----- DATA LISTING
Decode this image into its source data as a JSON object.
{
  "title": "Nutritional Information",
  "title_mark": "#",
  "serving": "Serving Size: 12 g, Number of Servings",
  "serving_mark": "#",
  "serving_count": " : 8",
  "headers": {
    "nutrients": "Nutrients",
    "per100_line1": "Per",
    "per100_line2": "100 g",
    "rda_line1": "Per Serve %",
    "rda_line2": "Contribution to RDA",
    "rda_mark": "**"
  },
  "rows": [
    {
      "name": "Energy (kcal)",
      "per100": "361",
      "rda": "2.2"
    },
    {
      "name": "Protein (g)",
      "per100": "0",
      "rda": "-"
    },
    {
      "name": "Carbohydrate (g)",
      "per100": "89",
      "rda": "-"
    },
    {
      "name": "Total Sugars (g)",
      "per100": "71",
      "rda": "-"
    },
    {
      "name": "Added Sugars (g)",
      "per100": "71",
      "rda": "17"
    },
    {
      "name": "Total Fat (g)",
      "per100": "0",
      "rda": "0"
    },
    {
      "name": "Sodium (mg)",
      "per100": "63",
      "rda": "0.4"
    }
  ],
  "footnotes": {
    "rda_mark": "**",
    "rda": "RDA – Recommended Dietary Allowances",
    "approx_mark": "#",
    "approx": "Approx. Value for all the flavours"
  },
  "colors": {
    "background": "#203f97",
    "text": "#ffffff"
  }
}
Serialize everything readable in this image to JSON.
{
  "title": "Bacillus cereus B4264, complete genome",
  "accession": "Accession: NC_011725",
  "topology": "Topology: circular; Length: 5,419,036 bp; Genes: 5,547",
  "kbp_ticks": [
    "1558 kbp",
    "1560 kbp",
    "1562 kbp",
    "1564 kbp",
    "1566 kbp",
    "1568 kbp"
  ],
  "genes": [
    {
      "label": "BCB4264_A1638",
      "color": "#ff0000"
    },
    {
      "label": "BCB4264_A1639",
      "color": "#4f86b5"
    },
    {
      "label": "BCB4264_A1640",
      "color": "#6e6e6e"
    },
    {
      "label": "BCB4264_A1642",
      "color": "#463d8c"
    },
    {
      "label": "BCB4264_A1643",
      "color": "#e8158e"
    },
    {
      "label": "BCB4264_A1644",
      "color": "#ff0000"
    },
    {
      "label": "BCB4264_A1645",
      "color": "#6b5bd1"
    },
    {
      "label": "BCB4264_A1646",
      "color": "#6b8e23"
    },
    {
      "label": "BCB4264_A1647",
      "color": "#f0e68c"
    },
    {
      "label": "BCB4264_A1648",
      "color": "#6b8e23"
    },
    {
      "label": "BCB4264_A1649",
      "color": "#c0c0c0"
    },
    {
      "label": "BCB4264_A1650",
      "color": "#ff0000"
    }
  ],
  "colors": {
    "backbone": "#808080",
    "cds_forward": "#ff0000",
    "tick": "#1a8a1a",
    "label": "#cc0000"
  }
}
----------
----- DATA LISTING
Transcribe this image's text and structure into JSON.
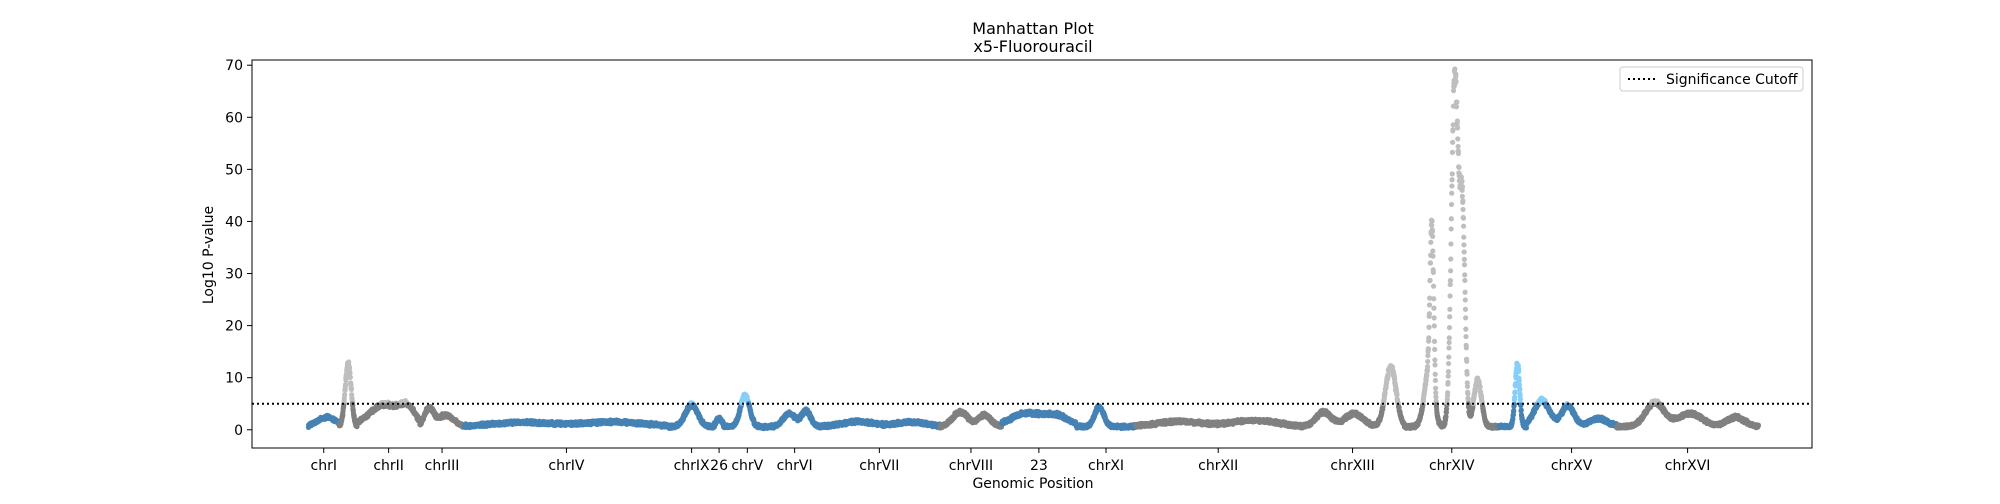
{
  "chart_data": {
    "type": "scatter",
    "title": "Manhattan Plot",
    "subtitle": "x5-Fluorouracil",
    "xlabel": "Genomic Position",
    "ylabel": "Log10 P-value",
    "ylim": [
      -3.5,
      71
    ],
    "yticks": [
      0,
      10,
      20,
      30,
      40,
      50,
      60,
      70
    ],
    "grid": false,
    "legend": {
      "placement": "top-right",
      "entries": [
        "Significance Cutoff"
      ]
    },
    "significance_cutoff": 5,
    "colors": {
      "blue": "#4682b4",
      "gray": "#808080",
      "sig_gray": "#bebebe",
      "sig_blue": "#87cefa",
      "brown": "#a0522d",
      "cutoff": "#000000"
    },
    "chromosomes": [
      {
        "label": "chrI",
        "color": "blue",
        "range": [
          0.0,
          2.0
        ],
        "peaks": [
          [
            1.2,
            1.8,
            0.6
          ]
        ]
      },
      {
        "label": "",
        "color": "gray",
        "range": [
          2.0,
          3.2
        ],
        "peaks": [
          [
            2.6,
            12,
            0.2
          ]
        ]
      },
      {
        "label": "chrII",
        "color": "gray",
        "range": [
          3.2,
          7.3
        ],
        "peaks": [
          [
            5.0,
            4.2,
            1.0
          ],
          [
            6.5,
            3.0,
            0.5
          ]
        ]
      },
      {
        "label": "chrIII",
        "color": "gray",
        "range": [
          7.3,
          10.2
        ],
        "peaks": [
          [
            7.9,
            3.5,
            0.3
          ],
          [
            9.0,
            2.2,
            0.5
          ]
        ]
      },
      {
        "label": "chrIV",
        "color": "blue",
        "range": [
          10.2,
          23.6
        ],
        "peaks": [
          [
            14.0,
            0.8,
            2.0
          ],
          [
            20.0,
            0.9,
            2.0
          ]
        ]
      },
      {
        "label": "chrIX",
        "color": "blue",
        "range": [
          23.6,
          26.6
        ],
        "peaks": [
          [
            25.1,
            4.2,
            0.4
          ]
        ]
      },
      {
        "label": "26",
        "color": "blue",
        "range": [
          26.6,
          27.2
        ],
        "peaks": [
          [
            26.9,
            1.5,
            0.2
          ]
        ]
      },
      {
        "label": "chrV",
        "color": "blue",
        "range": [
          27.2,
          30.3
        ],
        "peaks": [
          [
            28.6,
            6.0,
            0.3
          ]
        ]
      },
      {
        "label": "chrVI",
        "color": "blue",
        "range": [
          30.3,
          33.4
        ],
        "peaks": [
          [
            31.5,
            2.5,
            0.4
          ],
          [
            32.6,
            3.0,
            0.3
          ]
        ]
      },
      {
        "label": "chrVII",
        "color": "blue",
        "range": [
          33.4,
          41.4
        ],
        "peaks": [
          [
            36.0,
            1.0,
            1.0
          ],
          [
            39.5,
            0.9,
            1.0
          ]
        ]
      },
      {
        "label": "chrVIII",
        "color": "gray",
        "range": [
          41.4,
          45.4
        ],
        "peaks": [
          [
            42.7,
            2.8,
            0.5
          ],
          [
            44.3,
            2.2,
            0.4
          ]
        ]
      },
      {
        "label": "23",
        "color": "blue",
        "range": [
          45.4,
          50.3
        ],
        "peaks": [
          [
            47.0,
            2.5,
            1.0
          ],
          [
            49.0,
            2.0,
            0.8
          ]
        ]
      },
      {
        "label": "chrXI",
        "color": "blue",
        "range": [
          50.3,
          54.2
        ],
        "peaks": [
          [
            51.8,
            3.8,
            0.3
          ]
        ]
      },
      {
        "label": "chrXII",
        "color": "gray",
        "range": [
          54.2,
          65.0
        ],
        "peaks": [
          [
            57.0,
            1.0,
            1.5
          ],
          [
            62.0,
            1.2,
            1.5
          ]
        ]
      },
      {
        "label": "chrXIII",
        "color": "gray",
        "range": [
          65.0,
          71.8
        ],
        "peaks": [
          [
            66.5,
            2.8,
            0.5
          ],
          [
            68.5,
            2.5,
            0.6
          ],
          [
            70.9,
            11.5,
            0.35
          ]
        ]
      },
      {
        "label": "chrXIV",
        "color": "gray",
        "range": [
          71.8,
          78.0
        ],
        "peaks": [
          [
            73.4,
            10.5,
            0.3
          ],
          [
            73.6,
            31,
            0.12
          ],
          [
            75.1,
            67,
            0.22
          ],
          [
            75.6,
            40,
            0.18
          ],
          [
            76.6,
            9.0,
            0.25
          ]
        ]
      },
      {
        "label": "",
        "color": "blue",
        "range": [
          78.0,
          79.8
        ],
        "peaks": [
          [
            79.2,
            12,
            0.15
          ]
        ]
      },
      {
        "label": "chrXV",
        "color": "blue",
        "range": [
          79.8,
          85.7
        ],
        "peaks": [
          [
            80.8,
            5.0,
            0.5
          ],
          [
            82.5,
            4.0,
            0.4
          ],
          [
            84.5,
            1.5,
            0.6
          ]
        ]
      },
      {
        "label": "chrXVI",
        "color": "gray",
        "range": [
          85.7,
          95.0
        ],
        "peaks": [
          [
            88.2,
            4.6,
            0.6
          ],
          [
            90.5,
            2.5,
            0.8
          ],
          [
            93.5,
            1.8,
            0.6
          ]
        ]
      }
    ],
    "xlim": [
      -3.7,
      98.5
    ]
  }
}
----------
----- DATA LISTING
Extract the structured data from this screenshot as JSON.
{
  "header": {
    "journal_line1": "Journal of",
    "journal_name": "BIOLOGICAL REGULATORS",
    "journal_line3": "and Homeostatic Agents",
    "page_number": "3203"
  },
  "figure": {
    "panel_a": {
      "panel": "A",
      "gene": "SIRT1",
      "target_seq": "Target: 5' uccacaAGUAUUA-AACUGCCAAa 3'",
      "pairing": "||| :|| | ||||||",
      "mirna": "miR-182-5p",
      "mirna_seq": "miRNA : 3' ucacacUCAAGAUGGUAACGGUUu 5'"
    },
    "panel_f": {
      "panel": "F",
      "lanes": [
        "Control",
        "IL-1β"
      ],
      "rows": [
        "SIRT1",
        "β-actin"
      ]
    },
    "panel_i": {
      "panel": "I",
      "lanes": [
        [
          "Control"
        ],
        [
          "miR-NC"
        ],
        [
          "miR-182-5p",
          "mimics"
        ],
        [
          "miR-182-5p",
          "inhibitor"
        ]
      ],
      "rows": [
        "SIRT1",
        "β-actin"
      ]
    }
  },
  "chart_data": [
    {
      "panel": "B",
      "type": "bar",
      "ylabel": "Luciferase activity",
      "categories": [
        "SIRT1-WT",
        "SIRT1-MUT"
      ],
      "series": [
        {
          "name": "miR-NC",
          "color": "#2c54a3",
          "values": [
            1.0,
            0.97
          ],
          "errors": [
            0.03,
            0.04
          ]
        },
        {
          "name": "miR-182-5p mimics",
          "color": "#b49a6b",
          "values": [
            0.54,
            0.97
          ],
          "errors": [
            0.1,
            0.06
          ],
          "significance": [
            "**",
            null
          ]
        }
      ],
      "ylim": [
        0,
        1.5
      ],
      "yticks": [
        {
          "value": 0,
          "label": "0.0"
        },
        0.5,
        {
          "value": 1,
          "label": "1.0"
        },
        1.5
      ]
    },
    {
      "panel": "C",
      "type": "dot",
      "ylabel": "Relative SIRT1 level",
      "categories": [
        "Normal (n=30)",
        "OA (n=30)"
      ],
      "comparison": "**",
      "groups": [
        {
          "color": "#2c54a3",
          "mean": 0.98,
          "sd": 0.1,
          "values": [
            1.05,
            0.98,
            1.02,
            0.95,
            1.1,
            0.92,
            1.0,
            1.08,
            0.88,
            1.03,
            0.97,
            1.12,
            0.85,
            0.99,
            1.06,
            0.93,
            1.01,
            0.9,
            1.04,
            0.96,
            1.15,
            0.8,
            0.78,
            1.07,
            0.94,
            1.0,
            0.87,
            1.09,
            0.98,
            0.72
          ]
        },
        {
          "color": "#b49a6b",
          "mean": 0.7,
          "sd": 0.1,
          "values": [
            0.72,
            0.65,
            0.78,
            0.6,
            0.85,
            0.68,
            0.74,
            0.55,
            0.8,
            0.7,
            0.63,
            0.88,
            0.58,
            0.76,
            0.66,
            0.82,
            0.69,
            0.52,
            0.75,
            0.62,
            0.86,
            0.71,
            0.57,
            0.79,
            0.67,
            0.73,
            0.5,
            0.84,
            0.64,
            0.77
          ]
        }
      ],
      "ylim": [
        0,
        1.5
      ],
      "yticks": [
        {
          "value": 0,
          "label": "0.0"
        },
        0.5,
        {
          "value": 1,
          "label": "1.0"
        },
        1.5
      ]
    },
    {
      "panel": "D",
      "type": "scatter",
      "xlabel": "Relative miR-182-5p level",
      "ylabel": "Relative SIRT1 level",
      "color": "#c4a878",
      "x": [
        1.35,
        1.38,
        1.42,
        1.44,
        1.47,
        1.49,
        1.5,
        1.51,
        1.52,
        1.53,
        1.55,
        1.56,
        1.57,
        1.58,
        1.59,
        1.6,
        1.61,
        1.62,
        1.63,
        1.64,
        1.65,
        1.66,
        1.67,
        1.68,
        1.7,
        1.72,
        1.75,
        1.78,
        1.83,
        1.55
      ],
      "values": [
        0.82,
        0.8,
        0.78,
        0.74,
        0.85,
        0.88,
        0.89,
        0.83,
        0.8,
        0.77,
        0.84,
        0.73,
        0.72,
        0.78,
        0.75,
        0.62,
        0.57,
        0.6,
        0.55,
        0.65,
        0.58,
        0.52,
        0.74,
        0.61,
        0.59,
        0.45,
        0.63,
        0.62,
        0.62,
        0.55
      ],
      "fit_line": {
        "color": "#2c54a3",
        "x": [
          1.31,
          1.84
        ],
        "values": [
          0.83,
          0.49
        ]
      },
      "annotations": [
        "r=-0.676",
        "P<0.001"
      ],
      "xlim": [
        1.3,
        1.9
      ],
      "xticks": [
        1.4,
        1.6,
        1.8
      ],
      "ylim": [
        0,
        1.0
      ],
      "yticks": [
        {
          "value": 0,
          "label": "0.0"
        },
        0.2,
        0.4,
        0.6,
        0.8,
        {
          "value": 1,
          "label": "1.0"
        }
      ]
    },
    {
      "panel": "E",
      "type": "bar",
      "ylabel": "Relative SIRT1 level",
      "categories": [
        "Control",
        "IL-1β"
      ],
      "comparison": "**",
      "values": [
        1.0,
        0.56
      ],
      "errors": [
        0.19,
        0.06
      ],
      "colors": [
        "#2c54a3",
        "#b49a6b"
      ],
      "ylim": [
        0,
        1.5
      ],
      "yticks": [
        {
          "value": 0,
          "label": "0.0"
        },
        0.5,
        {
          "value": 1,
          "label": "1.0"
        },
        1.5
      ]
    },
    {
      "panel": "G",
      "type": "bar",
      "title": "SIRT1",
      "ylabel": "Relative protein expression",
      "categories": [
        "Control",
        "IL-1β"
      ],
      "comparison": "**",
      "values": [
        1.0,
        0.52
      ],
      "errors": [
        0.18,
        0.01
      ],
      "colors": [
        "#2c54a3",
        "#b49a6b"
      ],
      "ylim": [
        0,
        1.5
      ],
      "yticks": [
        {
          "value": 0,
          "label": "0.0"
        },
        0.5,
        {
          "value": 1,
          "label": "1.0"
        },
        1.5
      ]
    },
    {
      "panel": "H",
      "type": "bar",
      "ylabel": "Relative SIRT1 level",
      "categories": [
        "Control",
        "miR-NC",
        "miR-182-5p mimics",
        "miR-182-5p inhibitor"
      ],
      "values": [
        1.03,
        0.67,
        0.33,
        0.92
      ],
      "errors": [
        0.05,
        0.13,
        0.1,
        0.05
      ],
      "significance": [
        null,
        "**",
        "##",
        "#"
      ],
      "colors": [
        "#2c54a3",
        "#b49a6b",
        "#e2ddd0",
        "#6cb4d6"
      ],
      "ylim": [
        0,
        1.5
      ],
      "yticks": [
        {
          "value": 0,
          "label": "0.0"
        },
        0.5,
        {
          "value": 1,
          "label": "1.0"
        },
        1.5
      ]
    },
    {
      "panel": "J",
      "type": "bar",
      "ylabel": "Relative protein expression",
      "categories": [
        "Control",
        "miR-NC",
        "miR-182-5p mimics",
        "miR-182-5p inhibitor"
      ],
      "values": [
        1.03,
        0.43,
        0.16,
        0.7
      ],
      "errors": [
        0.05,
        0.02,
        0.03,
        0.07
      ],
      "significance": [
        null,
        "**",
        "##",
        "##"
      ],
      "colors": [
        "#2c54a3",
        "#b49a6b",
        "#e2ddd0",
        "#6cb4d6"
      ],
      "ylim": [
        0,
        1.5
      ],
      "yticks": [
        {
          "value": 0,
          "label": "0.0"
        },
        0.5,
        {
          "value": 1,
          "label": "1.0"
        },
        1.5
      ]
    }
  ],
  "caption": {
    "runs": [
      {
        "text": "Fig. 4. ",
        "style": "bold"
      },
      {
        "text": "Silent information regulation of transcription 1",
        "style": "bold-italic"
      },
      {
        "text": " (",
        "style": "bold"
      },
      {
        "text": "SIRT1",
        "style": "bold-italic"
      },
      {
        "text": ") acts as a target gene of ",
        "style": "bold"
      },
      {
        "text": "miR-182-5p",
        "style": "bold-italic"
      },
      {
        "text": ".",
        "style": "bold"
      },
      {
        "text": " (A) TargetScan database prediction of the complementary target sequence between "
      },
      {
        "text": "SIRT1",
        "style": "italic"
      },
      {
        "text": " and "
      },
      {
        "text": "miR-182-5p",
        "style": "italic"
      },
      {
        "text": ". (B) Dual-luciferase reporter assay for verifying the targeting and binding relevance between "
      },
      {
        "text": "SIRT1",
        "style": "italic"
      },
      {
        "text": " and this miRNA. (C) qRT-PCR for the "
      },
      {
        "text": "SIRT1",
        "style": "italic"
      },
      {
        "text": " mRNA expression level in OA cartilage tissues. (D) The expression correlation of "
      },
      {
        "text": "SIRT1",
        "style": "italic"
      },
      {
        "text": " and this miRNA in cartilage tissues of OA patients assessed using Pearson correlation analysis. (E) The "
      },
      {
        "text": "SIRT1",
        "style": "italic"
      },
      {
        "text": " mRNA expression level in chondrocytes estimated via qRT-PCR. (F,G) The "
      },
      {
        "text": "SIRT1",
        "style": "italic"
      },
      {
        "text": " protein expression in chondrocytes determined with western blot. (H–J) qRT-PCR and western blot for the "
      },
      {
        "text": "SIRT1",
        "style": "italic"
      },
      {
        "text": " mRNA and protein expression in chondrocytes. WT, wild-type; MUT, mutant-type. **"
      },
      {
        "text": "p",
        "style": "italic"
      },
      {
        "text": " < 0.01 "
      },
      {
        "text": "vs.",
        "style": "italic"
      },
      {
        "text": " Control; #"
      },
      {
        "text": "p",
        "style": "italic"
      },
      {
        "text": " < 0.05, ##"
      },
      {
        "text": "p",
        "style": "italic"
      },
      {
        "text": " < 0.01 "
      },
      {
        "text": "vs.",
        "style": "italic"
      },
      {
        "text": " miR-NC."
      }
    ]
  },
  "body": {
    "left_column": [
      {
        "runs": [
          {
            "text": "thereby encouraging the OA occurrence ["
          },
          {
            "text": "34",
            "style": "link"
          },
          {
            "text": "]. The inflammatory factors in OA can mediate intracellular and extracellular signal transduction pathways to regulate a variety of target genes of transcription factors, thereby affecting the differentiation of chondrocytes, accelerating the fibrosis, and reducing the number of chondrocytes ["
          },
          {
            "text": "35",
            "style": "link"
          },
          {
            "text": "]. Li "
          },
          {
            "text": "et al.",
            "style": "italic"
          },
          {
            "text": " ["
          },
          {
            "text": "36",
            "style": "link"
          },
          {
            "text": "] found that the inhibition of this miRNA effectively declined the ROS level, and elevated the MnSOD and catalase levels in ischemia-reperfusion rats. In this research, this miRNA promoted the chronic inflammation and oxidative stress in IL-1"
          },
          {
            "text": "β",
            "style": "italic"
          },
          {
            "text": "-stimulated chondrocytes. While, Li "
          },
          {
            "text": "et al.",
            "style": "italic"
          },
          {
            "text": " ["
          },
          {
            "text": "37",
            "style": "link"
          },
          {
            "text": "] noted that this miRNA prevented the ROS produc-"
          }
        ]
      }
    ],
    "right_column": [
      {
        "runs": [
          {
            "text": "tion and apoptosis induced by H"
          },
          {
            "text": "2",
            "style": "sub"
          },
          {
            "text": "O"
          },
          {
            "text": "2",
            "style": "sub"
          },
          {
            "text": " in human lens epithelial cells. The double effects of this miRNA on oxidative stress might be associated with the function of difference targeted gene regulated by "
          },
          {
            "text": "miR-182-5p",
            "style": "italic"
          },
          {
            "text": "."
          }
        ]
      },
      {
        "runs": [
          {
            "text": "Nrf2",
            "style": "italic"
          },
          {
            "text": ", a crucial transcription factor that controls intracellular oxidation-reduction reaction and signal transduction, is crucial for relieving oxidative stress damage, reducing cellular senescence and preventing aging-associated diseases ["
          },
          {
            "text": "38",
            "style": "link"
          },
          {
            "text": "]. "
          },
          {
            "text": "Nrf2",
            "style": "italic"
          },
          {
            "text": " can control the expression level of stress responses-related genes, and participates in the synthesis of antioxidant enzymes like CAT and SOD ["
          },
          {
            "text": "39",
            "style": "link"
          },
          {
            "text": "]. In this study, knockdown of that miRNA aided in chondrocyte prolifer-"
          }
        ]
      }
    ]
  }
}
----------
■ **TASK DESCRIPTION**
Would you show each line of the listing above that has the string "intracellular"?

■ **WRITTEN ANSWER**
            "text": "]. The inflammatory factors in OA can mediate intracellular and extracellular signal transduction pathways to regulate a variety of target genes of transcription factors, thereby affecting the differentiation of chondrocytes, accelerating the fibrosis, and reducing the number of chondrocytes ["
            "text": ", a crucial transcription factor that controls intracellular oxidation-reduction reaction and signal transduction, is crucial for relieving oxidative stress damage, reducing cellular senescence and preventing aging-associated diseases ["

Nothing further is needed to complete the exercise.